------ Stored data

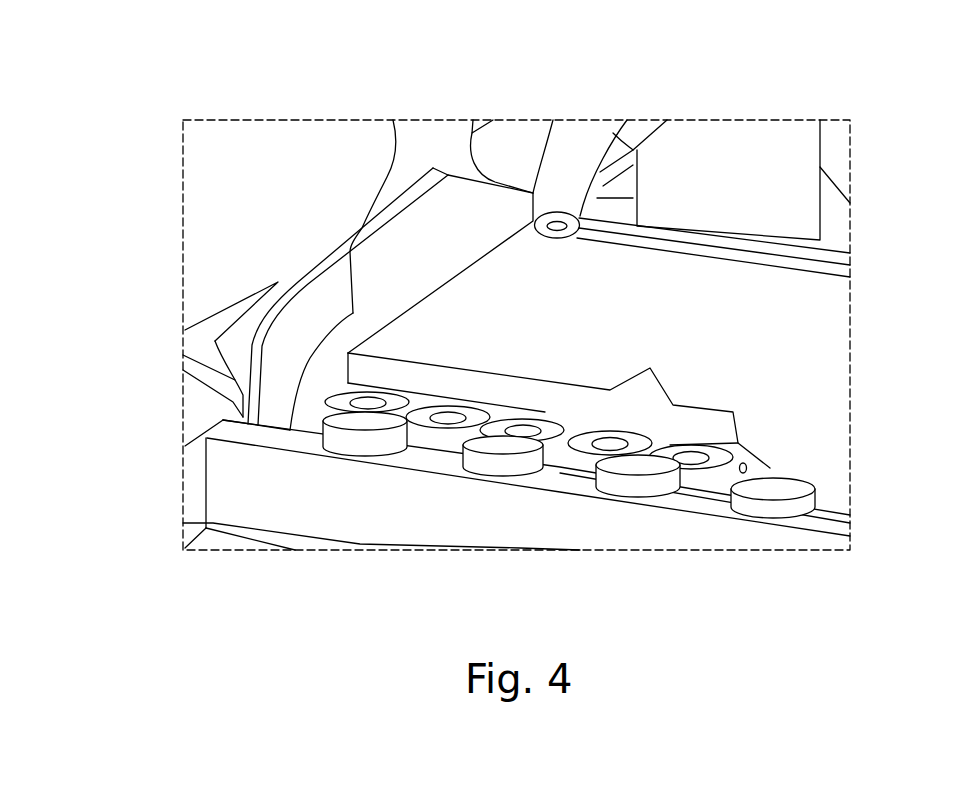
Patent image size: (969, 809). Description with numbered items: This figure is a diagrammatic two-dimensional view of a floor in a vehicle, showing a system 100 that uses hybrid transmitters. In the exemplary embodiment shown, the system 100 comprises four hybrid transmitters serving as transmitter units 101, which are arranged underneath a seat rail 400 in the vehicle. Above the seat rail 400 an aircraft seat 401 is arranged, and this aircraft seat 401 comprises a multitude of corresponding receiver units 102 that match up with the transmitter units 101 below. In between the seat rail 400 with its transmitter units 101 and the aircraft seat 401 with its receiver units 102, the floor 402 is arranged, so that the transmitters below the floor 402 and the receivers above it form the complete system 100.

The system 100 is at (861, 103).
The transmitter units 101 is at (352, 446).
The receiver units 102 is at (368, 403).
The seat rail 400 is at (212, 487).
The aircraft seat 401 is at (421, 120).
The floor 402 is at (207, 430).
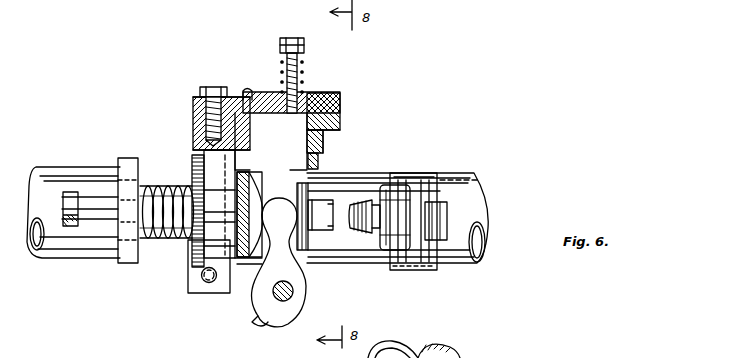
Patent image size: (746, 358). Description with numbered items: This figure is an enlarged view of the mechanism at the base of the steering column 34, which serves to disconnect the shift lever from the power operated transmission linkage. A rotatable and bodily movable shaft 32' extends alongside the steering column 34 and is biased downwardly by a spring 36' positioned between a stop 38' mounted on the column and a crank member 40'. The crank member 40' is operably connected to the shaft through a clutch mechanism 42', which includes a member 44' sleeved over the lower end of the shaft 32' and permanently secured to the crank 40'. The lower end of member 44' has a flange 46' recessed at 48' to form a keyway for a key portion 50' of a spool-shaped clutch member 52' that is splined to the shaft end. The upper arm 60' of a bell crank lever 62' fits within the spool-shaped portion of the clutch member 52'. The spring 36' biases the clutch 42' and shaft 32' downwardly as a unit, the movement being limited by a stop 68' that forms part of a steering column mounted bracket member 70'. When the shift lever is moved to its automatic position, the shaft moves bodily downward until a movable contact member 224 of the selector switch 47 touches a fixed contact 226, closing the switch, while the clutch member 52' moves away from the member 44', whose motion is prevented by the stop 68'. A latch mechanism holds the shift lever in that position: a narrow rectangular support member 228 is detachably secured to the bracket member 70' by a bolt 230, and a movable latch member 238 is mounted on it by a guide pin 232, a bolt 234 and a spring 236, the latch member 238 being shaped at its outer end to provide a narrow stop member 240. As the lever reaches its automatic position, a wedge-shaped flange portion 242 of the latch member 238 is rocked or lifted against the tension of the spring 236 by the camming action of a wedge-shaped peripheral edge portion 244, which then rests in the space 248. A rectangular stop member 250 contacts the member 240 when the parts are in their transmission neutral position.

The shaft 32' is at (73, 212).
The steering column 34 is at (470, 178).
The spring 36' is at (153, 238).
The stop 38' is at (113, 200).
The crank member 40' is at (176, 202).
The clutch mechanism 42' is at (234, 289).
The member 44' is at (189, 271).
The flange 46' is at (251, 206).
The selector switch 47 is at (370, 200).
The recess 48' is at (272, 199).
The key portion 50' is at (287, 202).
The clutch member 52' is at (236, 319).
The upper arm 60' is at (297, 262).
The bell crank lever 62' is at (309, 302).
The stop 68' is at (249, 199).
The bracket member 70' is at (198, 123).
The movable contact member 224 is at (343, 210).
The fixed contact 226 is at (400, 185).
The support member 228 is at (193, 105).
The bolt 230 is at (200, 90).
The guide pin 232 is at (246, 90).
The bolt 234 is at (282, 72).
The spring 236 is at (282, 56).
The movable latch member 238 is at (303, 72).
The stop member 240 is at (340, 105).
The wedge-shaped flange portion 242 is at (308, 100).
The wedge-shaped peripheral edge portion 244 is at (307, 128).
The space 248 is at (340, 120).
The stop member 250 is at (323, 148).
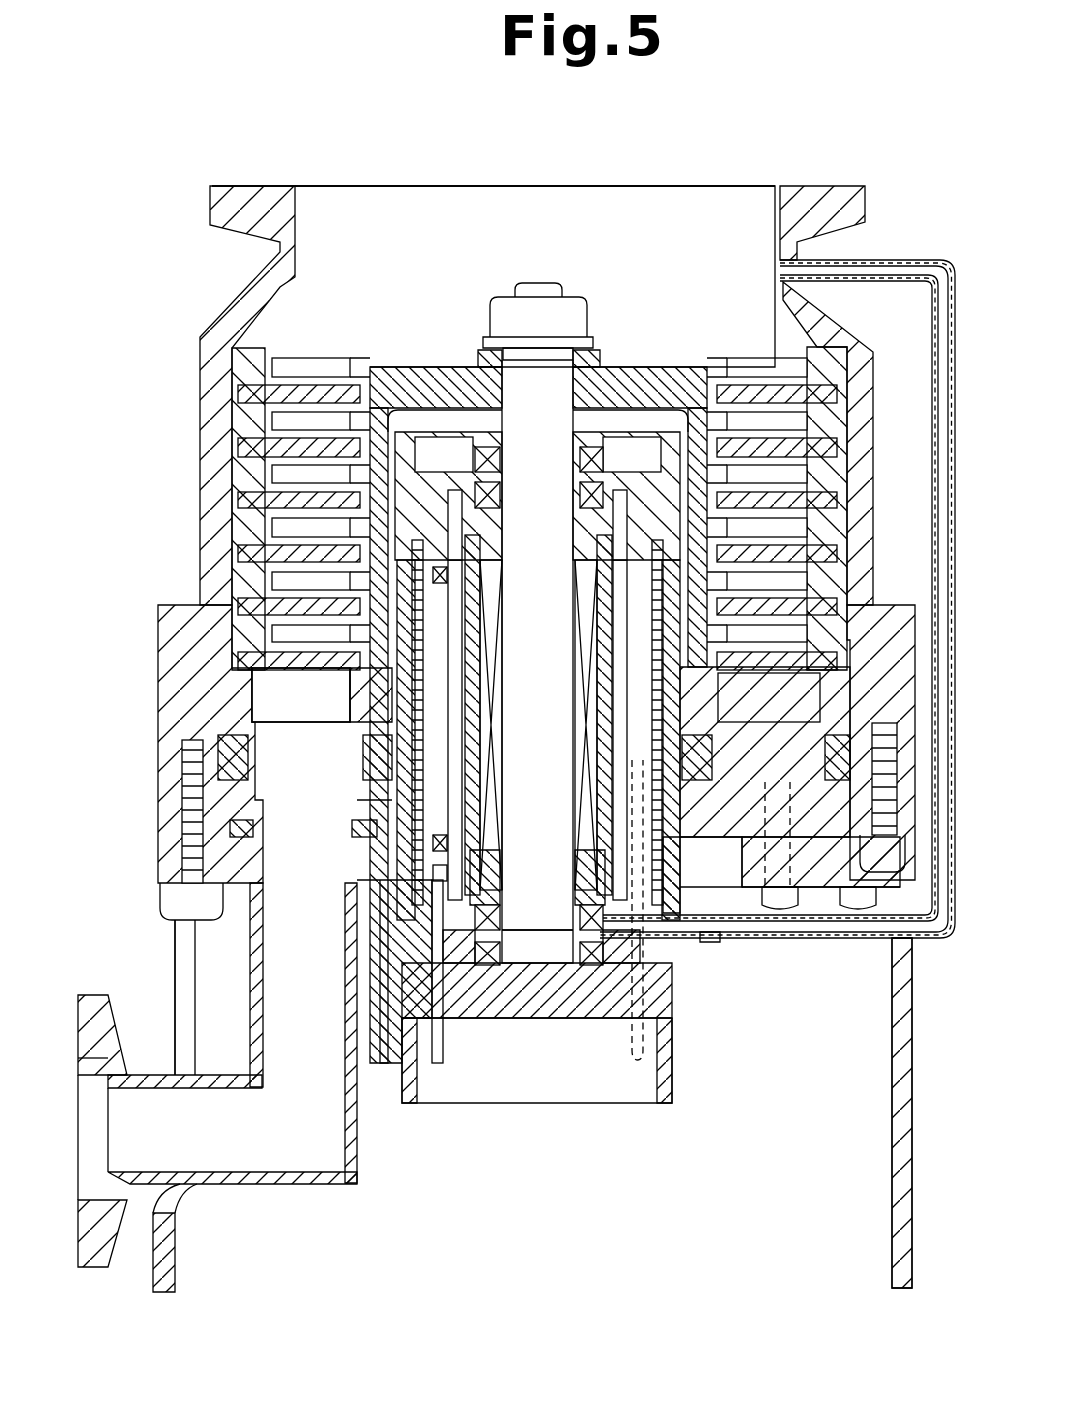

------------

Transcribe every line from the beginning of the items through the line that holds "The floor 402 is at (207, 430).", with both ends included. Leave the pictures out of your answer.

Exercise answer »
Patent image size: (969, 809). Description with numbered items: This figure is a diagrammatic two-dimensional view of a floor in a vehicle, showing a system 100 that uses hybrid transmitters. In the exemplary embodiment shown, the system 100 comprises four hybrid transmitters serving as transmitter units 101, which are arranged underneath a seat rail 400 in the vehicle. Above the seat rail 400 an aircraft seat 401 is arranged, and this aircraft seat 401 comprises a multitude of corresponding receiver units 102 that match up with the transmitter units 101 below. In between the seat rail 400 with its transmitter units 101 and the aircraft seat 401 with its receiver units 102, the floor 402 is arranged, so that the transmitters below the floor 402 and the receivers above it form the complete system 100.

The system 100 is at (861, 103).
The transmitter units 101 is at (352, 446).
The receiver units 102 is at (368, 403).
The seat rail 400 is at (212, 487).
The aircraft seat 401 is at (421, 120).
The floor 402 is at (207, 430).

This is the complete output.